Given task:
Using the data below, gather each line that includes the word "folder".

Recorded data
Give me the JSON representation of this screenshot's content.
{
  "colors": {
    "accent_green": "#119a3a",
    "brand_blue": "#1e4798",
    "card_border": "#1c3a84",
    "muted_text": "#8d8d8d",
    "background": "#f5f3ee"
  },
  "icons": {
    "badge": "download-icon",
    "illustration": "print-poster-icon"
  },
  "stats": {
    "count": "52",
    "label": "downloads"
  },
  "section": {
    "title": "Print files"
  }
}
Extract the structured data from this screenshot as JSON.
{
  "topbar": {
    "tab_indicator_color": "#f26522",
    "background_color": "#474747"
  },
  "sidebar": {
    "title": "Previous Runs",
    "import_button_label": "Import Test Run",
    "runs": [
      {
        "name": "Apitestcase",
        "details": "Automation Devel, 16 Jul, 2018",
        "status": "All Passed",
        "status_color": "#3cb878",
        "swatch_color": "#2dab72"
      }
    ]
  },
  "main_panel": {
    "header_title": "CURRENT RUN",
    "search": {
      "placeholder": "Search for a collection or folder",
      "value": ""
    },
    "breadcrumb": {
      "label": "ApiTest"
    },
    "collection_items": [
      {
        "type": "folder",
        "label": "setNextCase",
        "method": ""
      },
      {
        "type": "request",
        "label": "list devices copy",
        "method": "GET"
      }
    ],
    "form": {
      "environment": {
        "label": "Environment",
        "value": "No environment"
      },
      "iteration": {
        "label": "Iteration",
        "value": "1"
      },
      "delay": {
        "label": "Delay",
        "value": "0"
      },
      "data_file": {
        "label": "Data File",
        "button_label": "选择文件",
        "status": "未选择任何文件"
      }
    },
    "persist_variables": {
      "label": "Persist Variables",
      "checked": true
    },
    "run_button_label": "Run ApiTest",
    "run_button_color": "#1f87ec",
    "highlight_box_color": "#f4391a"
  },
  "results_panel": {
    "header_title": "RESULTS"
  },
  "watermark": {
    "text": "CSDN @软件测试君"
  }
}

Written response:
      "placeholder": "Search for a collection or folder",
        "type": "folder",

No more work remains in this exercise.